Extract every record, keeping each one exactly as it is.

[Stored entries]
· · · ·

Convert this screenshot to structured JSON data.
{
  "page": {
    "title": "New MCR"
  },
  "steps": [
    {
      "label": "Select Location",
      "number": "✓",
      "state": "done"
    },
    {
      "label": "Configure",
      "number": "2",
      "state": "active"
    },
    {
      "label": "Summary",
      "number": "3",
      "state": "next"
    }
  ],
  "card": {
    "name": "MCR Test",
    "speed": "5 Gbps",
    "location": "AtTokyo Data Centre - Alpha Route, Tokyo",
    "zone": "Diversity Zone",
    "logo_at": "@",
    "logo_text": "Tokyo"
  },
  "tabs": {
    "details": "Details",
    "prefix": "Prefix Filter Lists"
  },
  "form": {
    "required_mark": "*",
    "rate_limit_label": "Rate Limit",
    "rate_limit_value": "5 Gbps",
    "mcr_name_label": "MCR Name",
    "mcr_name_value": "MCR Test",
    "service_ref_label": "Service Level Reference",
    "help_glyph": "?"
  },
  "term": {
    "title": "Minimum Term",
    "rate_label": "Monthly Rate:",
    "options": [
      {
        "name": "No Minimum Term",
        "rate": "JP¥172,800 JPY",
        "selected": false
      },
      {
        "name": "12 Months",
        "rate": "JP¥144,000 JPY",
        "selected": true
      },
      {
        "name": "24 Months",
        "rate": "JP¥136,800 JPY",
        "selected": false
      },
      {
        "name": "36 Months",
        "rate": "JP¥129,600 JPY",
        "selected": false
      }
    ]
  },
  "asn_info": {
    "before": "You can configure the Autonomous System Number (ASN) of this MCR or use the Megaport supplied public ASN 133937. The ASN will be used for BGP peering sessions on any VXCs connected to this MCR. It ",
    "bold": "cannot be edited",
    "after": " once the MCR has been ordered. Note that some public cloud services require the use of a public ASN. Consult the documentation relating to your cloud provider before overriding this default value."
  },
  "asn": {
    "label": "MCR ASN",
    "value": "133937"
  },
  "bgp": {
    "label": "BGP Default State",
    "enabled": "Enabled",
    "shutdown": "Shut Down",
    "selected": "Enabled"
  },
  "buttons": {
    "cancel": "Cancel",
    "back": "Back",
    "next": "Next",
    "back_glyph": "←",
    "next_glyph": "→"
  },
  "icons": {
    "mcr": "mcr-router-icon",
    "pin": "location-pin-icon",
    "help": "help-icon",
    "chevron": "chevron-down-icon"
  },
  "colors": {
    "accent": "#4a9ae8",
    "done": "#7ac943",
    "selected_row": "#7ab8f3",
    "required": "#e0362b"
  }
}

· · · ·

▶ _WRITTEN ANSWER_
Convert this screenshot to structured JSON data.
{
  "page": {
    "title": "New MCR"
  },
  "steps": [
    {
      "label": "Select Location",
      "number": "✓",
      "state": "done"
    },
    {
      "label": "Configure",
      "number": "2",
      "state": "active"
    },
    {
      "label": "Summary",
      "number": "3",
      "state": "next"
    }
  ],
  "card": {
    "name": "MCR Test",
    "speed": "5 Gbps",
    "location": "AtTokyo Data Centre - Alpha Route, Tokyo",
    "zone": "Diversity Zone",
    "logo_at": "@",
    "logo_text": "Tokyo"
  },
  "tabs": {
    "details": "Details",
    "prefix": "Prefix Filter Lists"
  },
  "form": {
    "required_mark": "*",
    "rate_limit_label": "Rate Limit",
    "rate_limit_value": "5 Gbps",
    "mcr_name_label": "MCR Name",
    "mcr_name_value": "MCR Test",
    "service_ref_label": "Service Level Reference",
    "help_glyph": "?"
  },
  "term": {
    "title": "Minimum Term",
    "rate_label": "Monthly Rate:",
    "options": [
      {
        "name": "No Minimum Term",
        "rate": "JP¥172,800 JPY",
        "selected": false
      },
      {
        "name": "12 Months",
        "rate": "JP¥144,000 JPY",
        "selected": true
      },
      {
        "name": "24 Months",
        "rate": "JP¥136,800 JPY",
        "selected": false
      },
      {
        "name": "36 Months",
        "rate": "JP¥129,600 JPY",
        "selected": false
      }
    ]
  },
  "asn_info": {
    "before": "You can configure the Autonomous System Number (ASN) of this MCR or use the Megaport supplied public ASN 133937. The ASN will be used for BGP peering sessions on any VXCs connected to this MCR. It ",
    "bold": "cannot be edited",
    "after": " once the MCR has been ordered. Note that some public cloud services require the use of a public ASN. Consult the documentation relating to your cloud provider before overriding this default value."
  },
  "asn": {
    "label": "MCR ASN",
    "value": "133937"
  },
  "bgp": {
    "label": "BGP Default State",
    "enabled": "Enabled",
    "shutdown": "Shut Down",
    "selected": "Enabled"
  },
  "buttons": {
    "cancel": "Cancel",
    "back": "Back",
    "next": "Next",
    "back_glyph": "←",
    "next_glyph": "→"
  },
  "icons": {
    "mcr": "mcr-router-icon",
    "pin": "location-pin-icon",
    "help": "help-icon",
    "chevron": "chevron-down-icon"
  },
  "colors": {
    "accent": "#4a9ae8",
    "done": "#7ac943",
    "selected_row": "#7ab8f3",
    "required": "#e0362b"
  }
}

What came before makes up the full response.